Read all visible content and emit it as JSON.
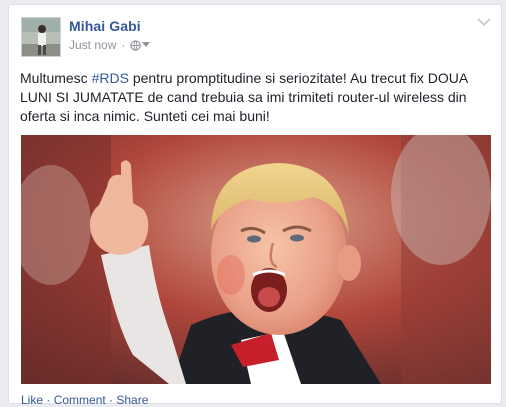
{
  "post": {
    "author": "Mihai Gabi",
    "timestamp": "Just now",
    "separator": "·",
    "audience_icon": "globe-icon",
    "menu_icon": "chevron-down-icon",
    "text_before": "Multumesc ",
    "hashtag": "#RDS",
    "text_after": " pentru promptitudine si seriozitate! Au trecut fix DOUA LUNI SI JUMATATE de cand trebuia sa imi trimiteti router-ul wireless din oferta si inca nimic. Sunteti cei mai buni!",
    "actions": [
      "Like",
      "Comment",
      "Share"
    ],
    "action_separator": " · "
  },
  "colors": {
    "link": "#365899",
    "text": "#1d2129",
    "meta": "#90949c",
    "background": "#e9ebee"
  }
}
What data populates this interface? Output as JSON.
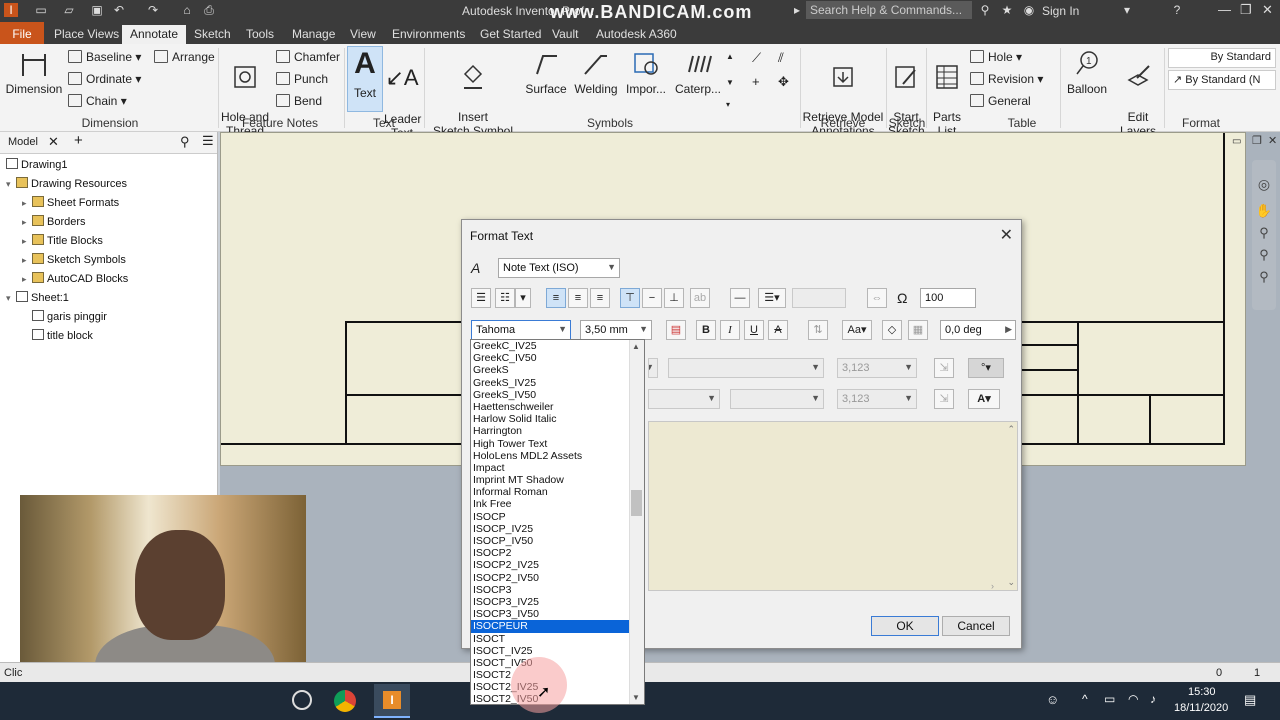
{
  "title_bar": {
    "app_title": "Autodesk Inventor Prof...",
    "watermark": "www.BANDICAM.com",
    "search_placeholder": "Search Help & Commands...",
    "sign_in": "Sign In"
  },
  "menu_tabs": [
    "File",
    "Place Views",
    "Annotate",
    "Sketch",
    "Tools",
    "Manage",
    "View",
    "Environments",
    "Get Started",
    "Vault",
    "Autodesk A360"
  ],
  "active_tab": "Annotate",
  "ribbon": {
    "dimension": {
      "button": "Dimension",
      "baseline": "Baseline",
      "ordinate": "Ordinate",
      "chain": "Chain",
      "arrange": "Arrange",
      "panel": "Dimension"
    },
    "feature_notes": {
      "hole_thread": "Hole and\nThread",
      "chamfer": "Chamfer",
      "punch": "Punch",
      "bend": "Bend",
      "panel": "Feature Notes"
    },
    "text": {
      "text": "Text",
      "leader_text": "Leader\nText",
      "panel": "Text"
    },
    "symbols": {
      "insert_sketch_symbol": "Insert\nSketch Symbol",
      "surface": "Surface",
      "welding": "Welding",
      "import": "Impor...",
      "caterpillar": "Caterp...",
      "panel": "Symbols"
    },
    "retrieve": {
      "retrieve_model_annotations": "Retrieve Model\nAnnotations",
      "panel": "Retrieve"
    },
    "sketch": {
      "start_sketch": "Start\nSketch",
      "panel": "Sketch"
    },
    "table": {
      "parts_list": "Parts\nList",
      "hole": "Hole",
      "revision": "Revision",
      "general": "General",
      "panel": "Table"
    },
    "balloon": "Balloon",
    "edit_layers": "Edit\nLayers",
    "format": {
      "style1": "By Standard",
      "style2": "By Standard (N",
      "panel": "Format"
    }
  },
  "browser": {
    "header": "Model",
    "tree": [
      {
        "label": "Drawing1",
        "level": 0
      },
      {
        "label": "Drawing Resources",
        "level": 1
      },
      {
        "label": "Sheet Formats",
        "level": 2
      },
      {
        "label": "Borders",
        "level": 2
      },
      {
        "label": "Title Blocks",
        "level": 2
      },
      {
        "label": "Sketch Symbols",
        "level": 2
      },
      {
        "label": "AutoCAD Blocks",
        "level": 2
      },
      {
        "label": "Sheet:1",
        "level": 1
      },
      {
        "label": "garis pinggir",
        "level": 2
      },
      {
        "label": "title block",
        "level": 2
      }
    ]
  },
  "dialog": {
    "title": "Format Text",
    "style": "Note Text (ISO)",
    "stretch_percent": "100",
    "font": "Tahoma",
    "size": "3,50 mm",
    "rotation": "0,0 deg",
    "param_value1": "3,123",
    "param_value2": "3,123",
    "ok": "OK",
    "cancel": "Cancel"
  },
  "font_list": {
    "selected": "ISOCPEUR",
    "items": [
      "GreekC_IV25",
      "GreekC_IV50",
      "GreekS",
      "GreekS_IV25",
      "GreekS_IV50",
      "Haettenschweiler",
      "Harlow Solid Italic",
      "Harrington",
      "High Tower Text",
      "HoloLens MDL2 Assets",
      "Impact",
      "Imprint MT Shadow",
      "Informal Roman",
      "Ink Free",
      "ISOCP",
      "ISOCP_IV25",
      "ISOCP_IV50",
      "ISOCP2",
      "ISOCP2_IV25",
      "ISOCP2_IV50",
      "ISOCP3",
      "ISOCP3_IV25",
      "ISOCP3_IV50",
      "ISOCPEUR",
      "ISOCT",
      "ISOCT_IV25",
      "ISOCT_IV50",
      "ISOCT2",
      "ISOCT2_IV25",
      "ISOCT2_IV50"
    ]
  },
  "status": {
    "left": "Clic",
    "val1": "0",
    "val2": "1"
  },
  "taskbar": {
    "time": "15:30",
    "date": "18/11/2020"
  }
}
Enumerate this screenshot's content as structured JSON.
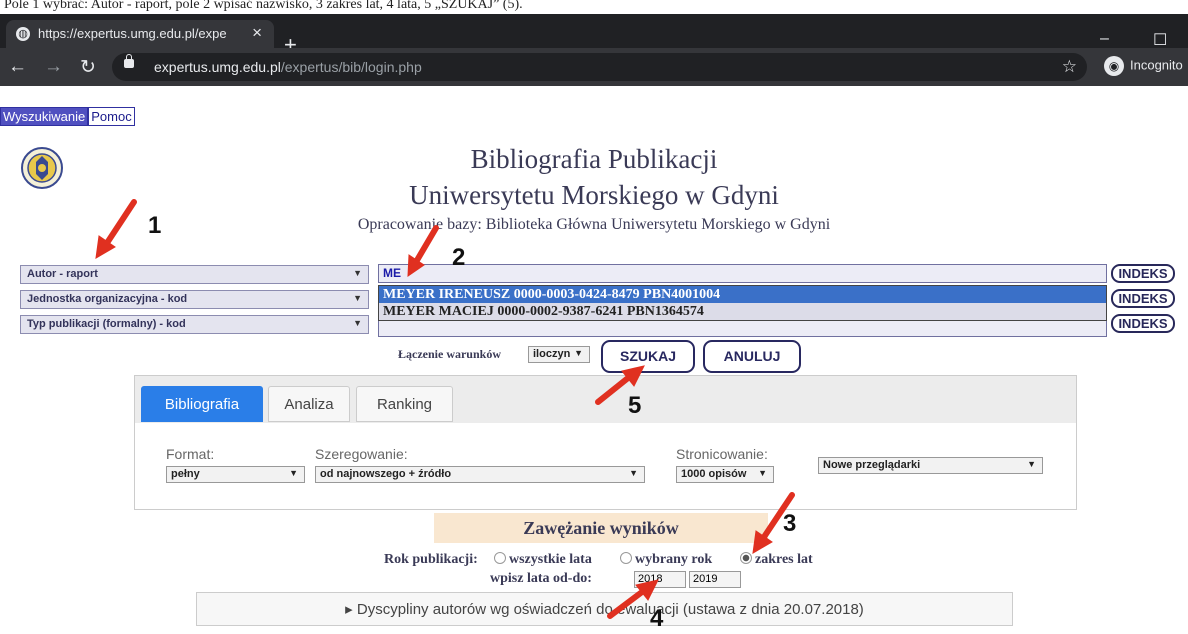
{
  "caption": {
    "text": "Pole 1 wybrać: Autor - raport, pole 2 wpisać nazwisko, 3 zakres lat, 4 lata, 5 „SZUKAJ” (5)."
  },
  "browser": {
    "tab_title": "https://expertus.umg.edu.pl/expe",
    "new_tab": "+",
    "url_host": "expertus.umg.edu.pl",
    "url_path": "/expertus/bib/login.php",
    "incognito": "Incognito"
  },
  "menu": {
    "search": "Wyszukiwanie",
    "help": "Pomoc"
  },
  "header": {
    "title1": "Bibliografia Publikacji",
    "title2": "Uniwersytetu Morskiego w Gdyni",
    "subtitle": "Opracowanie bazy: Biblioteka Główna Uniwersytetu Morskiego w Gdyni"
  },
  "search": {
    "field1": "Autor - raport",
    "field2": "Jednostka organizacyjna - kod",
    "field3": "Typ publikacji (formalny) - kod",
    "query": "ME",
    "suggestions": [
      "MEYER IRENEUSZ 0000-0003-0424-8479 PBN4001004",
      "MEYER MACIEJ 0000-0002-9387-6241 PBN1364574"
    ],
    "indeks": "INDEKS",
    "join_label": "Łączenie warunków",
    "join_value": "iloczyn",
    "search_btn": "SZUKAJ",
    "cancel_btn": "ANULUJ"
  },
  "tabs": [
    "Bibliografia",
    "Analiza",
    "Ranking"
  ],
  "options": {
    "format_label": "Format:",
    "format_value": "pełny",
    "sort_label": "Szeregowanie:",
    "sort_value": "od najnowszego + źródło",
    "paging_label": "Stronicowanie:",
    "paging_value": "1000 opisów",
    "browser_value": "Nowe przeglądarki"
  },
  "narrow": {
    "title": "Zawężanie wyników",
    "year_label": "Rok publikacji:",
    "opt_all": "wszystkie lata",
    "opt_one": "wybrany rok",
    "opt_range": "zakres lat",
    "range_label": "wpisz lata od-do:",
    "from": "2018",
    "to": "2019",
    "selected": "range"
  },
  "accordion": "▸ Dyscypliny autorów wg oświadczeń do ewaluacji (ustawa z dnia 20.07.2018)",
  "annotations": [
    "1",
    "2",
    "3",
    "4",
    "5"
  ],
  "colors": {
    "arrow": "#e03020",
    "accent": "#2a7ee8",
    "highlight": "#3a70c8"
  }
}
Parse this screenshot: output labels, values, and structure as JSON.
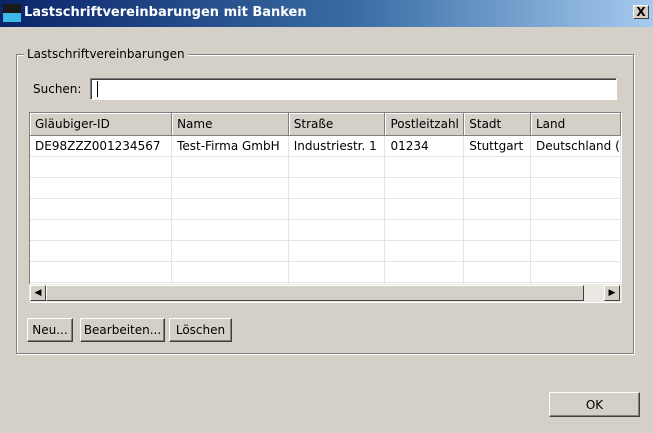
{
  "window": {
    "title": "Lastschriftvereinbarungen mit Banken",
    "close_label": "X"
  },
  "group": {
    "label": "Lastschriftvereinbarungen",
    "search_label": "Suchen:",
    "search_value": ""
  },
  "table": {
    "columns": [
      "Gläubiger-ID",
      "Name",
      "Straße",
      "Postleitzahl",
      "Stadt",
      "Land"
    ],
    "rows": [
      [
        "DE98ZZZ001234567",
        "Test-Firma GmbH",
        "Industriestr. 1",
        "01234",
        "Stuttgart",
        "Deutschland ("
      ]
    ]
  },
  "buttons": {
    "new": "Neu...",
    "edit": "Bearbeiten...",
    "delete": "Löschen",
    "ok": "OK"
  }
}
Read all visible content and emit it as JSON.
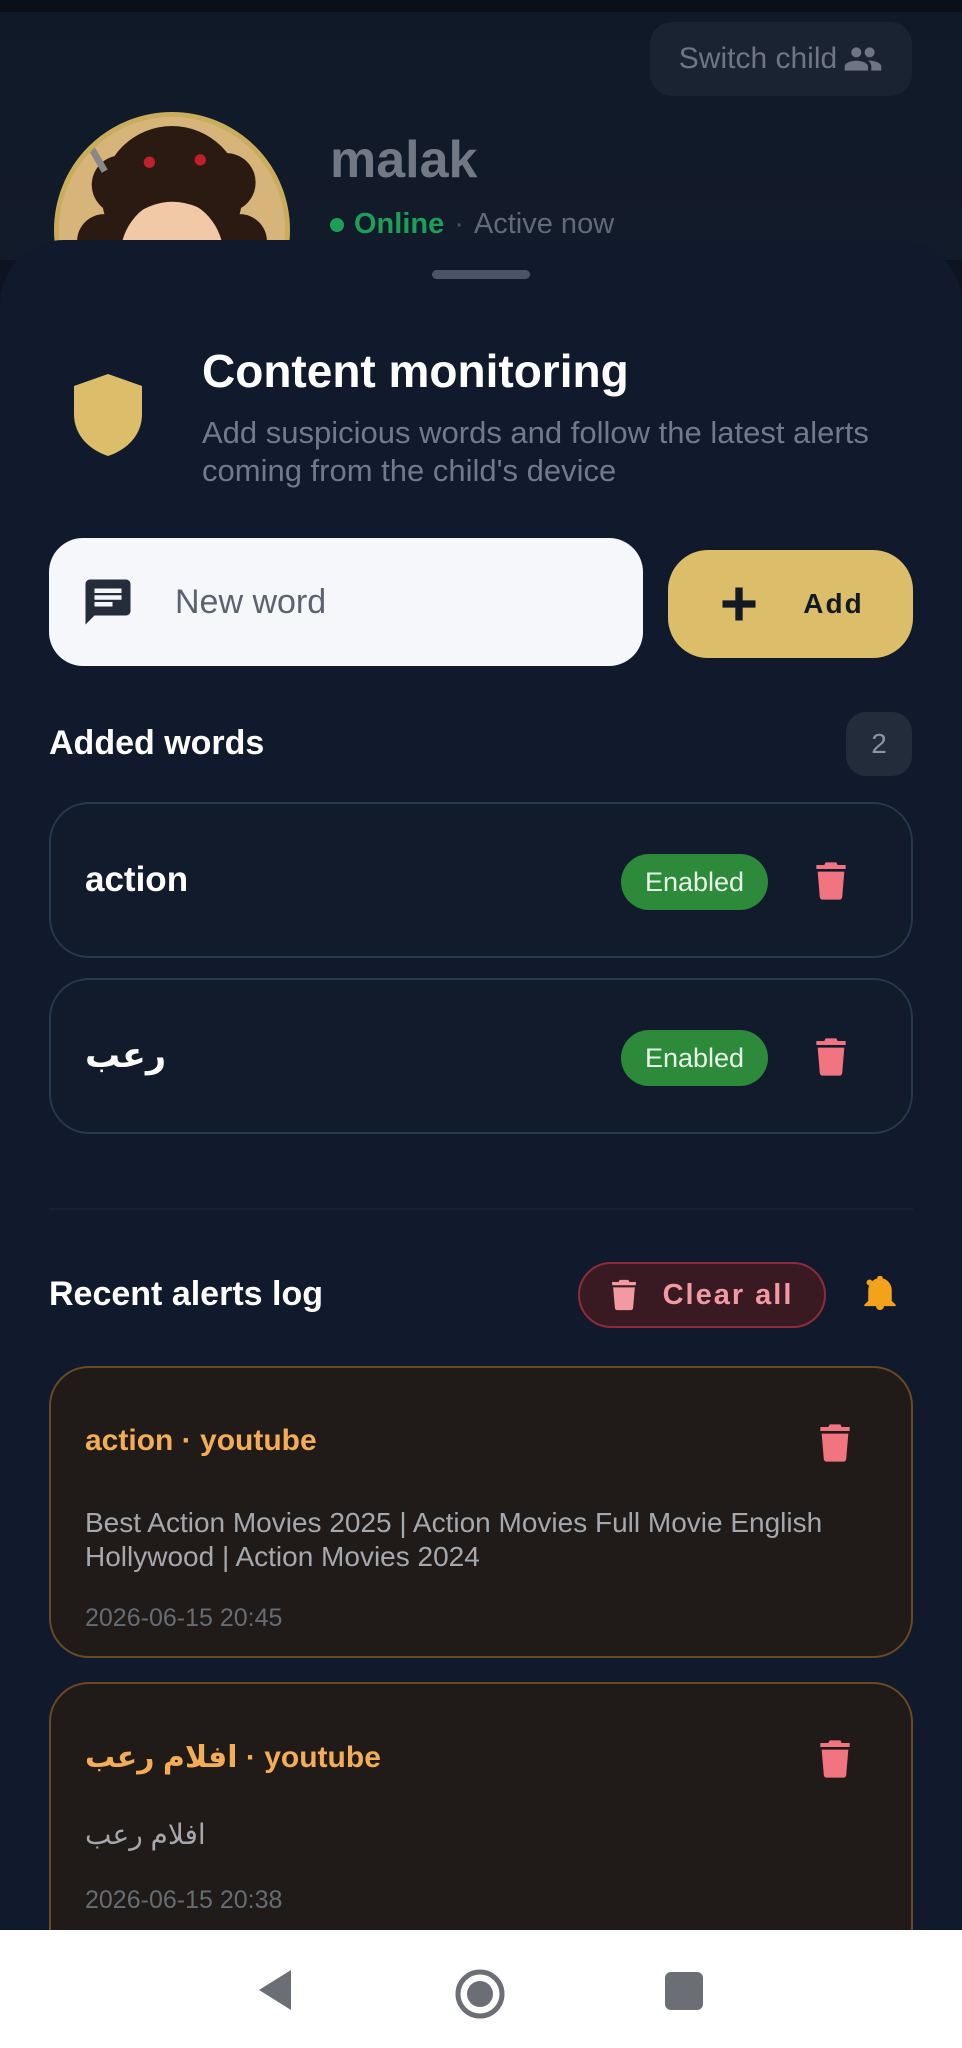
-=-=-
- _AIM OF THE TASK_: Pictures are excluded; copy every other part of the records exactly.

- _EXPECTED ANSWER_:
Read all visible content and emit it as JSON.
{
  "post": {
    "author": "Mihai Gabi",
    "timestamp": "Just now",
    "separator": "·",
    "audience_icon": "globe-icon",
    "menu_icon": "chevron-down-icon",
    "text_before": "Multumesc ",
    "hashtag": "#RDS",
    "text_after": " pentru promptitudine si seriozitate! Au trecut fix DOUA LUNI SI JUMATATE de cand trebuia sa imi trimiteti router-ul wireless din oferta si inca nimic. Sunteti cei mai buni!",
    "actions": [
      "Like",
      "Comment",
      "Share"
    ],
    "action_separator": " · "
  },
  "colors": {
    "link": "#365899",
    "text": "#1d2129",
    "meta": "#90949c",
    "background": "#e9ebee"
  }
}
What data populates this interface? Output as JSON.
{
  "title_bar": {
    "app_title": "Autodesk Inventor Prof...",
    "watermark": "www.BANDICAM.com",
    "search_placeholder": "Search Help & Commands...",
    "sign_in": "Sign In"
  },
  "menu_tabs": [
    "File",
    "Place Views",
    "Annotate",
    "Sketch",
    "Tools",
    "Manage",
    "View",
    "Environments",
    "Get Started",
    "Vault",
    "Autodesk A360"
  ],
  "active_tab": "Annotate",
  "ribbon": {
    "dimension": {
      "button": "Dimension",
      "baseline": "Baseline",
      "ordinate": "Ordinate",
      "chain": "Chain",
      "arrange": "Arrange",
      "panel": "Dimension"
    },
    "feature_notes": {
      "hole_thread": "Hole and\nThread",
      "chamfer": "Chamfer",
      "punch": "Punch",
      "bend": "Bend",
      "panel": "Feature Notes"
    },
    "text": {
      "text": "Text",
      "leader_text": "Leader\nText",
      "panel": "Text"
    },
    "symbols": {
      "insert_sketch_symbol": "Insert\nSketch Symbol",
      "surface": "Surface",
      "welding": "Welding",
      "import": "Impor...",
      "caterpillar": "Caterp...",
      "panel": "Symbols"
    },
    "retrieve": {
      "retrieve_model_annotations": "Retrieve Model\nAnnotations",
      "panel": "Retrieve"
    },
    "sketch": {
      "start_sketch": "Start\nSketch",
      "panel": "Sketch"
    },
    "table": {
      "parts_list": "Parts\nList",
      "hole": "Hole",
      "revision": "Revision",
      "general": "General",
      "panel": "Table"
    },
    "balloon": "Balloon",
    "edit_layers": "Edit\nLayers",
    "format": {
      "style1": "By Standard",
      "style2": "By Standard (N",
      "panel": "Format"
    }
  },
  "browser": {
    "header": "Model",
    "tree": [
      {
        "label": "Drawing1",
        "level": 0
      },
      {
        "label": "Drawing Resources",
        "level": 1
      },
      {
        "label": "Sheet Formats",
        "level": 2
      },
      {
        "label": "Borders",
        "level": 2
      },
      {
        "label": "Title Blocks",
        "level": 2
      },
      {
        "label": "Sketch Symbols",
        "level": 2
      },
      {
        "label": "AutoCAD Blocks",
        "level": 2
      },
      {
        "label": "Sheet:1",
        "level": 1
      },
      {
        "label": "garis pinggir",
        "level": 2
      },
      {
        "label": "title block",
        "level": 2
      }
    ]
  },
  "dialog": {
    "title": "Format Text",
    "style": "Note Text (ISO)",
    "stretch_percent": "100",
    "font": "Tahoma",
    "size": "3,50 mm",
    "rotation": "0,0 deg",
    "param_value1": "3,123",
    "param_value2": "3,123",
    "ok": "OK",
    "cancel": "Cancel"
  },
  "font_list": {
    "selected": "ISOCPEUR",
    "items": [
      "GreekC_IV25",
      "GreekC_IV50",
      "GreekS",
      "GreekS_IV25",
      "GreekS_IV50",
      "Haettenschweiler",
      "Harlow Solid Italic",
      "Harrington",
      "High Tower Text",
      "HoloLens MDL2 Assets",
      "Impact",
      "Imprint MT Shadow",
      "Informal Roman",
      "Ink Free",
      "ISOCP",
      "ISOCP_IV25",
      "ISOCP_IV50",
      "ISOCP2",
      "ISOCP2_IV25",
      "ISOCP2_IV50",
      "ISOCP3",
      "ISOCP3_IV25",
      "ISOCP3_IV50",
      "ISOCPEUR",
      "ISOCT",
      "ISOCT_IV25",
      "ISOCT_IV50",
      "ISOCT2",
      "ISOCT2_IV25",
      "ISOCT2_IV50"
    ]
  },
  "status": {
    "left": "Clic",
    "val1": "0",
    "val2": "1"
  },
  "taskbar": {
    "time": "15:30",
    "date": "18/11/2020"
  }
}
Enumerate this screenshot's content as structured JSON.
{
  "caption": {
    "text": "Pole 1 wybrać: Autor - raport, pole 2 wpisać nazwisko, 3 zakres lat, 4 lata, 5 „SZUKAJ” (5)."
  },
  "browser": {
    "tab_title": "https://expertus.umg.edu.pl/expe",
    "new_tab": "+",
    "url_host": "expertus.umg.edu.pl",
    "url_path": "/expertus/bib/login.php",
    "incognito": "Incognito"
  },
  "menu": {
    "search": "Wyszukiwanie",
    "help": "Pomoc"
  },
  "header": {
    "title1": "Bibliografia Publikacji",
    "title2": "Uniwersytetu Morskiego w Gdyni",
    "subtitle": "Opracowanie bazy: Biblioteka Główna Uniwersytetu Morskiego w Gdyni"
  },
  "search": {
    "field1": "Autor - raport",
    "field2": "Jednostka organizacyjna - kod",
    "field3": "Typ publikacji (formalny) - kod",
    "query": "ME",
    "suggestions": [
      "MEYER IRENEUSZ 0000-0003-0424-8479 PBN4001004",
      "MEYER MACIEJ 0000-0002-9387-6241 PBN1364574"
    ],
    "indeks": "INDEKS",
    "join_label": "Łączenie warunków",
    "join_value": "iloczyn",
    "search_btn": "SZUKAJ",
    "cancel_btn": "ANULUJ"
  },
  "tabs": [
    "Bibliografia",
    "Analiza",
    "Ranking"
  ],
  "options": {
    "format_label": "Format:",
    "format_value": "pełny",
    "sort_label": "Szeregowanie:",
    "sort_value": "od najnowszego + źródło",
    "paging_label": "Stronicowanie:",
    "paging_value": "1000 opisów",
    "browser_value": "Nowe przeglądarki"
  },
  "narrow": {
    "title": "Zawężanie wyników",
    "year_label": "Rok publikacji:",
    "opt_all": "wszystkie lata",
    "opt_one": "wybrany rok",
    "opt_range": "zakres lat",
    "range_label": "wpisz lata od-do:",
    "from": "2018",
    "to": "2019",
    "selected": "range"
  },
  "accordion": "▸ Dyscypliny autorów wg oświadczeń do ewaluacji (ustawa z dnia 20.07.2018)",
  "annotations": [
    "1",
    "2",
    "3",
    "4",
    "5"
  ],
  "colors": {
    "arrow": "#e03020",
    "accent": "#2a7ee8",
    "highlight": "#3a70c8"
  }
}
Parse this screenshot: output labels, values, and structure as JSON.
{
  "window": {
    "title": "Lastschriftvereinbarungen mit Banken",
    "close_label": "X"
  },
  "group": {
    "label": "Lastschriftvereinbarungen",
    "search_label": "Suchen:",
    "search_value": ""
  },
  "table": {
    "columns": [
      "Gläubiger-ID",
      "Name",
      "Straße",
      "Postleitzahl",
      "Stadt",
      "Land"
    ],
    "rows": [
      [
        "DE98ZZZ001234567",
        "Test-Firma GmbH",
        "Industriestr. 1",
        "01234",
        "Stuttgart",
        "Deutschland ("
      ]
    ]
  },
  "buttons": {
    "new": "Neu...",
    "edit": "Bearbeiten...",
    "delete": "Löschen",
    "ok": "OK"
  }
}
Read all visible content and emit it as JSON.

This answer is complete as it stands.